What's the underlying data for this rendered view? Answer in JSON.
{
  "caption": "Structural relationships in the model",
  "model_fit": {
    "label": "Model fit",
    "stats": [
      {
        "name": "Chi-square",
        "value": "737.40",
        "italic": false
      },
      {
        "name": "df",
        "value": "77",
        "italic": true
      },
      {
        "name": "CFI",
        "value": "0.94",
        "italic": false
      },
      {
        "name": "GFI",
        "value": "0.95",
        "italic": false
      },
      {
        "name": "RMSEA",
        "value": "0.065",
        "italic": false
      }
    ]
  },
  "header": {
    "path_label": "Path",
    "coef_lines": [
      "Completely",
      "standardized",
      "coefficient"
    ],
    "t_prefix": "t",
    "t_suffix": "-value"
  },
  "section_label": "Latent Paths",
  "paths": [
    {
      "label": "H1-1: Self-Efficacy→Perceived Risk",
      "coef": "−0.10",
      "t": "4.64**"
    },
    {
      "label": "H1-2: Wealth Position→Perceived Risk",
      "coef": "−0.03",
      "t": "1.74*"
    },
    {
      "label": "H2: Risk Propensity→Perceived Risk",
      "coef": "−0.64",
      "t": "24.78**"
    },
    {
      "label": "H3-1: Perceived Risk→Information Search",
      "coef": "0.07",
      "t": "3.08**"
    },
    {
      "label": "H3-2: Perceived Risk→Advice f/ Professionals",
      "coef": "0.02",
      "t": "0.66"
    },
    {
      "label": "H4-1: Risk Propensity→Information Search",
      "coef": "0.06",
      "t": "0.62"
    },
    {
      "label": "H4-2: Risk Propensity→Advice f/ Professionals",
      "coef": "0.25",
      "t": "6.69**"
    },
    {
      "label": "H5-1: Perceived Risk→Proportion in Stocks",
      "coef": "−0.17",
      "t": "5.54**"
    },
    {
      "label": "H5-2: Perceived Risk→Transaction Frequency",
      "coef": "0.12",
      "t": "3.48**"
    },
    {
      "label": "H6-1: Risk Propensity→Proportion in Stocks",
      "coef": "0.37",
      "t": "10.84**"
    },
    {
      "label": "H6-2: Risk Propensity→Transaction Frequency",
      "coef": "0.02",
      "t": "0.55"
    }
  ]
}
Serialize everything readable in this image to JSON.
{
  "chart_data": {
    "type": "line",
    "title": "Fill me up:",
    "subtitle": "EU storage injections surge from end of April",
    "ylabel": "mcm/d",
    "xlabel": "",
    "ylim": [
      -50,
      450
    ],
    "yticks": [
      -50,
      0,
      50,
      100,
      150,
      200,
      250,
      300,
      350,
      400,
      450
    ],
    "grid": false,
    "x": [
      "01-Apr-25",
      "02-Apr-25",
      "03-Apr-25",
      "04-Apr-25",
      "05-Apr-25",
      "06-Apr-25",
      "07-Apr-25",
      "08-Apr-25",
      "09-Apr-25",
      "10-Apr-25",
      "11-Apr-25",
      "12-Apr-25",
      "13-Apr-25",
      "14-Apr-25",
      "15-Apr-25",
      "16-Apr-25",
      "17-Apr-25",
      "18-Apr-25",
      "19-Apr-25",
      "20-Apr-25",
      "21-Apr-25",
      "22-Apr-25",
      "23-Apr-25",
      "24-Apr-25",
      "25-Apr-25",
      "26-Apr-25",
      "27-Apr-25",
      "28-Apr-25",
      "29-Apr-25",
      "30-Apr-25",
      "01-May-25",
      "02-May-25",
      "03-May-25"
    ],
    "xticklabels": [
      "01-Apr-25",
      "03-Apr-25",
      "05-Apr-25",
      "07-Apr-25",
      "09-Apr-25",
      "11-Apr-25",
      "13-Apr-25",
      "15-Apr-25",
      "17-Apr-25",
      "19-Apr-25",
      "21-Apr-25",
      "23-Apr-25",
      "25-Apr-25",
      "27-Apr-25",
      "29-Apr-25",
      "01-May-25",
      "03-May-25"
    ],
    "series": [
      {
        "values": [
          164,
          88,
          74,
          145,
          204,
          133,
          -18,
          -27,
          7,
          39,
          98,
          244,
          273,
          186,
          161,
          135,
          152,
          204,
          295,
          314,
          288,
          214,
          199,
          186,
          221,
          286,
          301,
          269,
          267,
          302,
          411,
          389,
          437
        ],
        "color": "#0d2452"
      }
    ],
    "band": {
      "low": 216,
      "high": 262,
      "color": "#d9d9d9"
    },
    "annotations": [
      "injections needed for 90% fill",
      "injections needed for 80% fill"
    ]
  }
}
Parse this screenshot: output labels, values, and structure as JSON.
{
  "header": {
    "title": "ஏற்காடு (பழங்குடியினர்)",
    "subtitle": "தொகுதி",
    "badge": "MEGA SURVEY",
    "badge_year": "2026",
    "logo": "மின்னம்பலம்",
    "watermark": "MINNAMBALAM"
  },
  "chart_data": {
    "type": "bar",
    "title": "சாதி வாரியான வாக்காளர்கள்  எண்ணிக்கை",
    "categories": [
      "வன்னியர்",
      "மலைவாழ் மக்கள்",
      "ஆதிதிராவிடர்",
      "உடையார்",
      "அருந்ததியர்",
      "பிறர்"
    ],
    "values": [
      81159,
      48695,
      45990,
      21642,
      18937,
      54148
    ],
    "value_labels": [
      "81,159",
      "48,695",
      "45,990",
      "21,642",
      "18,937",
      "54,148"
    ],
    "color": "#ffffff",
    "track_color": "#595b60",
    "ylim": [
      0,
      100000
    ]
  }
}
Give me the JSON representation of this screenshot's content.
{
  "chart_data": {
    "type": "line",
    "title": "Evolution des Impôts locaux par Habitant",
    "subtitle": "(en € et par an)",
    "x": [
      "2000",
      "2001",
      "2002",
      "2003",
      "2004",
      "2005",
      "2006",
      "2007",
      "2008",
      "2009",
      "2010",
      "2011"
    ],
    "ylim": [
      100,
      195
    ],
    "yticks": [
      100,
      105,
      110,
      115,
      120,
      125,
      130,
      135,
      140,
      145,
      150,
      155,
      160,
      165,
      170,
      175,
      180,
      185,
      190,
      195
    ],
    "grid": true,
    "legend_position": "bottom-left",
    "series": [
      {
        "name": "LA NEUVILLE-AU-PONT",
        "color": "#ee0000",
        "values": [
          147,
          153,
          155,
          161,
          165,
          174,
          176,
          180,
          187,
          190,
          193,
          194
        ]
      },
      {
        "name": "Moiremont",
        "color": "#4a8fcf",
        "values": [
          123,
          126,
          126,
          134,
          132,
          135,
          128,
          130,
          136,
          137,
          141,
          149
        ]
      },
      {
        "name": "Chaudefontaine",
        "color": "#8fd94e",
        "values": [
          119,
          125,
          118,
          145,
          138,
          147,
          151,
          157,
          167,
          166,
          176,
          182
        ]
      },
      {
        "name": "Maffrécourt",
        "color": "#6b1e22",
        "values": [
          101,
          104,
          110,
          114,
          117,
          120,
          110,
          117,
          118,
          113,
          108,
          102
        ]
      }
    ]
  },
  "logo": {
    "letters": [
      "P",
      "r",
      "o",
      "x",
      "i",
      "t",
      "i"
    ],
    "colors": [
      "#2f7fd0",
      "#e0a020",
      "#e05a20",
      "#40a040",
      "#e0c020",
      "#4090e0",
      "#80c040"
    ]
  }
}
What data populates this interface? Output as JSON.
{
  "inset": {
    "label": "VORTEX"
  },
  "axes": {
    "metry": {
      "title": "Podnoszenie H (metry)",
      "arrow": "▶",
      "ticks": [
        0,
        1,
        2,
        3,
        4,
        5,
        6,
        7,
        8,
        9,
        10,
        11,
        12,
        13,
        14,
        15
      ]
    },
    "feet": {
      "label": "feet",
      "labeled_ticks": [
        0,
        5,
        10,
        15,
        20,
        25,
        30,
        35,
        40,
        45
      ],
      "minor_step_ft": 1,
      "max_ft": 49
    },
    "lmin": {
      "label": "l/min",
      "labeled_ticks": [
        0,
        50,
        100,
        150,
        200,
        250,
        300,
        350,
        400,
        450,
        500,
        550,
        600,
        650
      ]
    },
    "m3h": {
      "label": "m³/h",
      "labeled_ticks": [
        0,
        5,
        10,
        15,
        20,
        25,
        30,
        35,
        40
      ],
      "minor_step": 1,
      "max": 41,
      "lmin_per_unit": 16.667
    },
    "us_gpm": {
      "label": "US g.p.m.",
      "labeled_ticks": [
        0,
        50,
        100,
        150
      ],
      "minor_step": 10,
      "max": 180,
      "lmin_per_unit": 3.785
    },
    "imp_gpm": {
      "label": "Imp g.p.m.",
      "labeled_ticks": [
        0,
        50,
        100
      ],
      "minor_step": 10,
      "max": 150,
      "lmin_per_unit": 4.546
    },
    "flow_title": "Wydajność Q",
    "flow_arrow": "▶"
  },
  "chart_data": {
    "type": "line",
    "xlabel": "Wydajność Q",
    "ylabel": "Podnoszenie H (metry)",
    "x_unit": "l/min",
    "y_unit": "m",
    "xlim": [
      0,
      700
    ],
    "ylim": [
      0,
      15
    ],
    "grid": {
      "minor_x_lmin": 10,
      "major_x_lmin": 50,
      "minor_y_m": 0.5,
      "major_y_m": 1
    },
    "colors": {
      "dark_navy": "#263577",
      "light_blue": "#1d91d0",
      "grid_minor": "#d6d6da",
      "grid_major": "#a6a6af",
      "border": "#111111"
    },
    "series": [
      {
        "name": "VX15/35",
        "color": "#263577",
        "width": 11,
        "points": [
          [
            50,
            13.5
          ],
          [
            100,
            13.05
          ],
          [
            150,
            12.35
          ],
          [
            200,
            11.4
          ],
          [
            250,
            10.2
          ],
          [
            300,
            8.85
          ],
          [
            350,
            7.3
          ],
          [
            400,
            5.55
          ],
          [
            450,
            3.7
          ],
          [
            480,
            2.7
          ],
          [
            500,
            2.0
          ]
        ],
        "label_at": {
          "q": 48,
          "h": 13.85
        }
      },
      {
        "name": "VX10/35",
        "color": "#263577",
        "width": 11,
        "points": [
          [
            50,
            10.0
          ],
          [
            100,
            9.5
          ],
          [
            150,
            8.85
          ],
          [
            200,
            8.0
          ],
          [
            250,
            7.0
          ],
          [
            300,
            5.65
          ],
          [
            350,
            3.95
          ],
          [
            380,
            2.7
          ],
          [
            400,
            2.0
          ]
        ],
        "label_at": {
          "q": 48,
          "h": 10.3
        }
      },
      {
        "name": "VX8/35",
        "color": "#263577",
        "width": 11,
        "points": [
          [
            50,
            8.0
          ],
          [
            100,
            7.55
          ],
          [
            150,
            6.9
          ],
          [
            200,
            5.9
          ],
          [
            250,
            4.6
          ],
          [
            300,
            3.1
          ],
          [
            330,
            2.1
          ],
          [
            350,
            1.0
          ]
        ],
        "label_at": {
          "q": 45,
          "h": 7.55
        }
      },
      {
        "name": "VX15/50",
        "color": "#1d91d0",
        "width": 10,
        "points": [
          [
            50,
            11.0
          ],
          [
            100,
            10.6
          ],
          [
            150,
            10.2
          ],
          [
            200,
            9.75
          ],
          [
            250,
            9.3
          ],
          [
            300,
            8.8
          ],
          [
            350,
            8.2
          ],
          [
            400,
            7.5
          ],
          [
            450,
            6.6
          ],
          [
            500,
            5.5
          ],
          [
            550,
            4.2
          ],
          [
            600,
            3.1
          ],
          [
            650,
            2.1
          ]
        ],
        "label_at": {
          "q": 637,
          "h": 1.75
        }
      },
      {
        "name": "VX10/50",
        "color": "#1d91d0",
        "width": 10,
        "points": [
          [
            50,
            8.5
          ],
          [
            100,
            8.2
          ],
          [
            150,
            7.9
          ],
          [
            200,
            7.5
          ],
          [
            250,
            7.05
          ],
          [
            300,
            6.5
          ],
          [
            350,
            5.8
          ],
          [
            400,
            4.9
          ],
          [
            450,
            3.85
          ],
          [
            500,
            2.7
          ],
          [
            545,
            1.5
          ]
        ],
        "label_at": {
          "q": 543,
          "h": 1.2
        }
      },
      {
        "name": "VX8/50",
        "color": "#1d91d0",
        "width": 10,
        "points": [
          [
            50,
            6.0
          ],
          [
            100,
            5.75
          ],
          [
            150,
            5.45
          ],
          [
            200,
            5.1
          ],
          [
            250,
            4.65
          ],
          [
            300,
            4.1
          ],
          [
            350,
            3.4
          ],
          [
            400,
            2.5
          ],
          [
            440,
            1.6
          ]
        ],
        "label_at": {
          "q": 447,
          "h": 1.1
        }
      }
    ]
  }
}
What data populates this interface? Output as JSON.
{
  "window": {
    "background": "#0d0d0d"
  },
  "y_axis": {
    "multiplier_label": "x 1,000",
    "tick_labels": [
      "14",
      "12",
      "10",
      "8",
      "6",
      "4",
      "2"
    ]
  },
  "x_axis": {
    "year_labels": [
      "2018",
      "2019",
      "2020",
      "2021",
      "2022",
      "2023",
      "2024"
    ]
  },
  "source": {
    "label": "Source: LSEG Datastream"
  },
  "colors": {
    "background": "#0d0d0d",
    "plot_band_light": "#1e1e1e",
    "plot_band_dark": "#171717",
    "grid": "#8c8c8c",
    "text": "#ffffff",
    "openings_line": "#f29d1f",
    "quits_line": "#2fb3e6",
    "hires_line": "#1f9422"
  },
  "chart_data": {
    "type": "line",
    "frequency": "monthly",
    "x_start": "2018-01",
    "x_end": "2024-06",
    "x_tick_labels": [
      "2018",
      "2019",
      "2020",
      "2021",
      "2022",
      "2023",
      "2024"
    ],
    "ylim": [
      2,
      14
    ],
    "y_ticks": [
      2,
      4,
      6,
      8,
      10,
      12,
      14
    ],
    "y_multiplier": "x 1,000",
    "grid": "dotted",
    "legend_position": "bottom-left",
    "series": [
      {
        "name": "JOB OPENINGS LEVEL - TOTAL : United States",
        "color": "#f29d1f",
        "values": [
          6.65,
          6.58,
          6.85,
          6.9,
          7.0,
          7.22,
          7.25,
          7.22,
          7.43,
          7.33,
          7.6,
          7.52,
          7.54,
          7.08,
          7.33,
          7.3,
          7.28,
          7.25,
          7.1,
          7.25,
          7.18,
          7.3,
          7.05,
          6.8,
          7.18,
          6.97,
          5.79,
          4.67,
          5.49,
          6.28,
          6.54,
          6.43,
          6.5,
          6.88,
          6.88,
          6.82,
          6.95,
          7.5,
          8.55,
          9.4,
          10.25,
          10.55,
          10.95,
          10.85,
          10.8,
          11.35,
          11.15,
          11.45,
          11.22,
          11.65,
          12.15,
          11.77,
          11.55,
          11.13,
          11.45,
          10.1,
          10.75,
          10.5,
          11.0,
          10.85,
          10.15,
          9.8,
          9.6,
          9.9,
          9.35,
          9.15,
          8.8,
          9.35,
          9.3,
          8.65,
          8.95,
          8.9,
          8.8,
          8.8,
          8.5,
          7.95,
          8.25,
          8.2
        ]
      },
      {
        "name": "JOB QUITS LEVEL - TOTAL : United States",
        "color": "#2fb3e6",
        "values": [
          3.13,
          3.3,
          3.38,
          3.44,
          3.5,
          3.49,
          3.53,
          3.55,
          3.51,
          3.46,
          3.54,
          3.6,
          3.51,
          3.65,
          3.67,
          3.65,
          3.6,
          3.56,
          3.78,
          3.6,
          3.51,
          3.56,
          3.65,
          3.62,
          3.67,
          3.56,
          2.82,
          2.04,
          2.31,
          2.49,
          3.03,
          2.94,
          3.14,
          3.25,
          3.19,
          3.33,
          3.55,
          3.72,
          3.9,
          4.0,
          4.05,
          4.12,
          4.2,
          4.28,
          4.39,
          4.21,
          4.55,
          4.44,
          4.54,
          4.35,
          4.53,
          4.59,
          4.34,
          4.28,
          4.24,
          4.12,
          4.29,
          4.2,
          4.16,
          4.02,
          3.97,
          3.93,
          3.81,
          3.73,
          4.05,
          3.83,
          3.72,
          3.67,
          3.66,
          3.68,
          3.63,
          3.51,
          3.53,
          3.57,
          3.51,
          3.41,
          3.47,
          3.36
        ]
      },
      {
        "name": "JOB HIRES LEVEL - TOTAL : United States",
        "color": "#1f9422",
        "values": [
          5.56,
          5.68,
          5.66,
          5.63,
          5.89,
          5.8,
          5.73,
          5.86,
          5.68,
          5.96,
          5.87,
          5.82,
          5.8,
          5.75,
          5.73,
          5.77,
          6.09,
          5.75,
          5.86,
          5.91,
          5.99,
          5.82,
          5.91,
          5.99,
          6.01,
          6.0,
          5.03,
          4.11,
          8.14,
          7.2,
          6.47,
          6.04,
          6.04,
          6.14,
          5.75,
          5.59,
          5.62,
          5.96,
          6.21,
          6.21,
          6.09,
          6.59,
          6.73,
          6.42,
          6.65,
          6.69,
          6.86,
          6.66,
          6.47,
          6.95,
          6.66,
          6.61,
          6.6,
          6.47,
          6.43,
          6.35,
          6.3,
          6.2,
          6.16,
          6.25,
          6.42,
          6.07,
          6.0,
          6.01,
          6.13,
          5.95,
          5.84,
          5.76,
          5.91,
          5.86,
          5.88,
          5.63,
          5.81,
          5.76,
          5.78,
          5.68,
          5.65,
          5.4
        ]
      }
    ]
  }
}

• • • • • • •

Look through the listing above. Pick out each line with "Transaction" and copy it.

THE OUTPUT -
      "label": "H5-2: Perceived Risk→Transaction Frequency",
      "label": "H6-2: Risk Propensity→Transaction Frequency",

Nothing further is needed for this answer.